--- AIM ---
Check every line below for the word "Plan" and show those that hold it.

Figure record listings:
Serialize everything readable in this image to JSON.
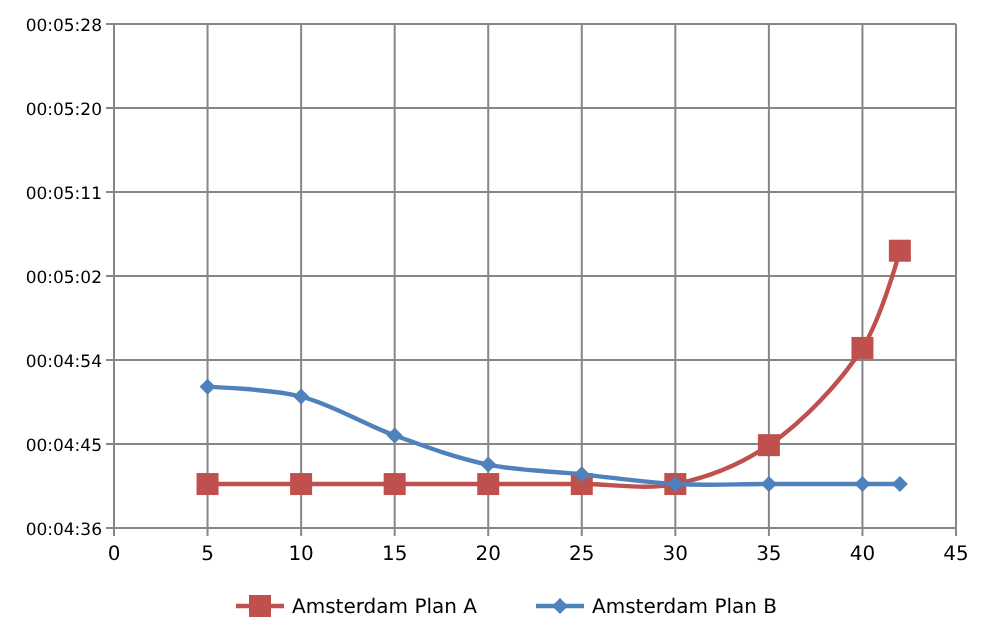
{
  "chart_data": {
    "type": "line",
    "x": [
      5,
      10,
      15,
      20,
      25,
      30,
      35,
      40,
      42
    ],
    "series": [
      {
        "name": "Amsterdam Plan A",
        "color": "#c0504d",
        "marker": "square",
        "values": [
          281,
          281,
          281,
          281,
          281,
          281,
          285,
          295,
          305
        ]
      },
      {
        "name": "Amsterdam Plan B",
        "color": "#4f81bd",
        "marker": "diamond",
        "values": [
          291,
          290,
          286,
          283,
          282,
          281,
          281,
          281,
          281
        ]
      }
    ],
    "xlim": [
      0,
      45
    ],
    "xticks": [
      0,
      5,
      10,
      15,
      20,
      25,
      30,
      35,
      40,
      45
    ],
    "ylim": [
      276.48,
      328.32
    ],
    "yticks": [
      {
        "value": 276.48,
        "label": "00:04:36"
      },
      {
        "value": 285.12,
        "label": "00:04:45"
      },
      {
        "value": 293.76,
        "label": "00:04:54"
      },
      {
        "value": 302.4,
        "label": "00:05:02"
      },
      {
        "value": 311.04,
        "label": "00:05:11"
      },
      {
        "value": 319.68,
        "label": "00:05:20"
      },
      {
        "value": 328.32,
        "label": "00:05:28"
      }
    ],
    "grid": true,
    "legend": "bottom"
  }
}
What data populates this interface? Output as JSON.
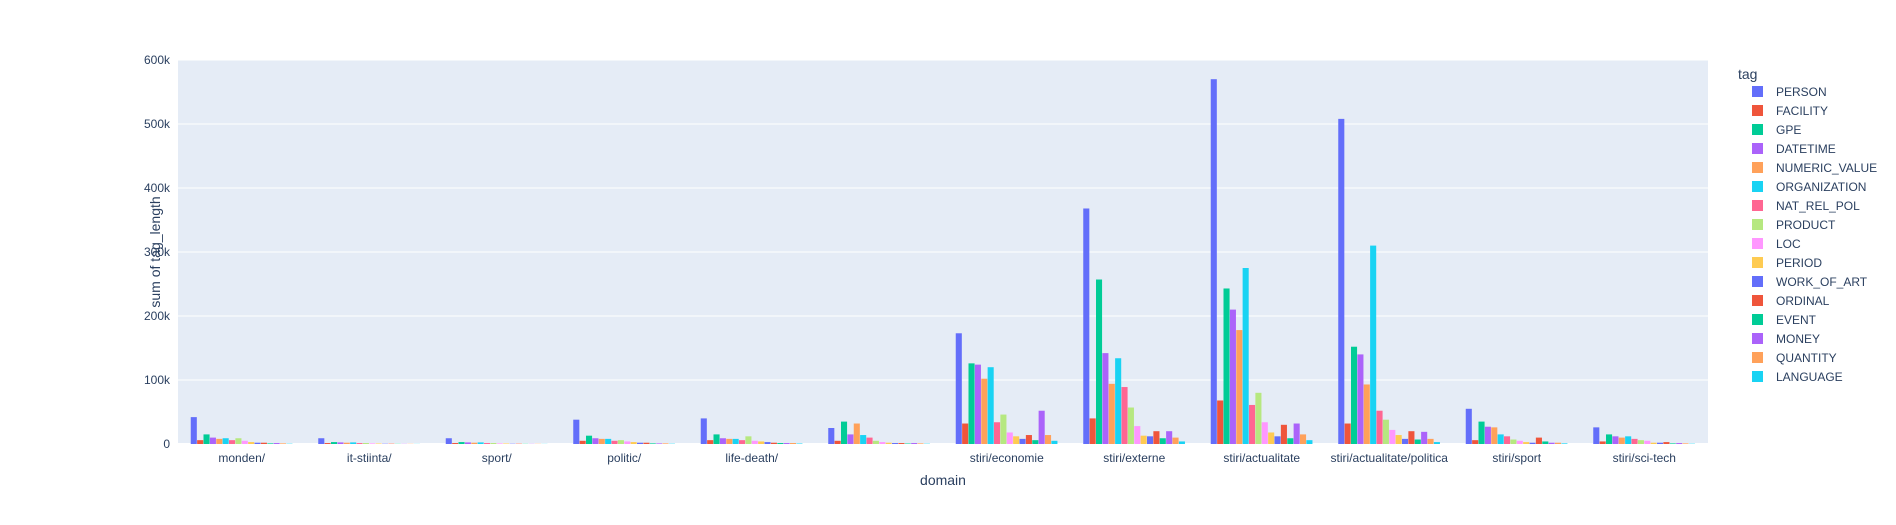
{
  "chart_data": {
    "type": "bar",
    "barmode": "group",
    "xlabel": "domain",
    "ylabel": "sum of tag_length",
    "ylim": [
      0,
      600000
    ],
    "yticks": [
      0,
      100000,
      200000,
      300000,
      400000,
      500000,
      600000
    ],
    "ytick_labels": [
      "0",
      "100k",
      "200k",
      "300k",
      "400k",
      "500k",
      "600k"
    ],
    "grid": true,
    "legend_title": "tag",
    "legend_position": "right",
    "categories": [
      "monden/",
      "it-stiinta/",
      "sport/",
      "politic/",
      "life-death/",
      "",
      "stiri/economie",
      "stiri/externe",
      "stiri/actualitate",
      "stiri/actualitate/politica",
      "stiri/sport",
      "stiri/sci-tech"
    ],
    "series": [
      {
        "name": "PERSON",
        "color": "#636efa",
        "values": [
          42000,
          9000,
          9000,
          38000,
          40000,
          25000,
          173000,
          368000,
          570000,
          508000,
          55000,
          26000
        ]
      },
      {
        "name": "FACILITY",
        "color": "#EF553B",
        "values": [
          6000,
          1500,
          1500,
          5000,
          6000,
          5000,
          32000,
          40000,
          68000,
          32000,
          6000,
          4000
        ]
      },
      {
        "name": "GPE",
        "color": "#00cc96",
        "values": [
          15000,
          3000,
          3000,
          13000,
          15000,
          35000,
          126000,
          257000,
          243000,
          152000,
          35000,
          15000
        ]
      },
      {
        "name": "DATETIME",
        "color": "#ab63fa",
        "values": [
          10000,
          2500,
          2500,
          9000,
          9000,
          15000,
          124000,
          142000,
          210000,
          140000,
          27000,
          12000
        ]
      },
      {
        "name": "NUMERIC_VALUE",
        "color": "#FFA15A",
        "values": [
          8000,
          2000,
          2000,
          8000,
          8000,
          32000,
          102000,
          94000,
          178000,
          93000,
          26000,
          10000
        ]
      },
      {
        "name": "ORGANIZATION",
        "color": "#19d3f3",
        "values": [
          9000,
          2500,
          2500,
          8000,
          8000,
          14000,
          120000,
          134000,
          275000,
          310000,
          15000,
          12000
        ]
      },
      {
        "name": "NAT_REL_POL",
        "color": "#FF6692",
        "values": [
          6000,
          1500,
          1500,
          5000,
          6000,
          10000,
          34000,
          89000,
          61000,
          52000,
          12000,
          8000
        ]
      },
      {
        "name": "PRODUCT",
        "color": "#B6E880",
        "values": [
          9000,
          1500,
          1500,
          6000,
          12000,
          5000,
          46000,
          57000,
          80000,
          38000,
          7000,
          6000
        ]
      },
      {
        "name": "LOC",
        "color": "#FF97FF",
        "values": [
          5000,
          1000,
          1000,
          4000,
          5000,
          3000,
          18000,
          28000,
          34000,
          22000,
          5000,
          5000
        ]
      },
      {
        "name": "PERIOD",
        "color": "#FECB52",
        "values": [
          3000,
          800,
          800,
          3000,
          4000,
          2000,
          12000,
          13000,
          18000,
          14000,
          3000,
          2000
        ]
      },
      {
        "name": "WORK_OF_ART",
        "color": "#636efa",
        "values": [
          2000,
          500,
          500,
          2000,
          3000,
          1500,
          8000,
          12000,
          12000,
          8000,
          2000,
          2000
        ]
      },
      {
        "name": "ORDINAL",
        "color": "#EF553B",
        "values": [
          2000,
          500,
          500,
          2000,
          2000,
          1500,
          14000,
          20000,
          30000,
          20000,
          10000,
          3000
        ]
      },
      {
        "name": "EVENT",
        "color": "#00cc96",
        "values": [
          1000,
          300,
          300,
          1000,
          1500,
          800,
          6000,
          9000,
          9000,
          7000,
          4000,
          1000
        ]
      },
      {
        "name": "MONEY",
        "color": "#ab63fa",
        "values": [
          1500,
          300,
          300,
          1000,
          1500,
          1500,
          52000,
          20000,
          32000,
          19000,
          2000,
          1500
        ]
      },
      {
        "name": "QUANTITY",
        "color": "#FFA15A",
        "values": [
          1000,
          300,
          300,
          1000,
          1500,
          1000,
          14000,
          10000,
          15000,
          8000,
          2000,
          1000
        ]
      },
      {
        "name": "LANGUAGE",
        "color": "#19d3f3",
        "values": [
          500,
          200,
          200,
          500,
          800,
          500,
          5000,
          4000,
          6000,
          3000,
          1000,
          500
        ]
      }
    ]
  }
}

--- EXERCISE SOLUTION ---
        "name": "Amsterdam Plan A",
        "name": "Amsterdam Plan B",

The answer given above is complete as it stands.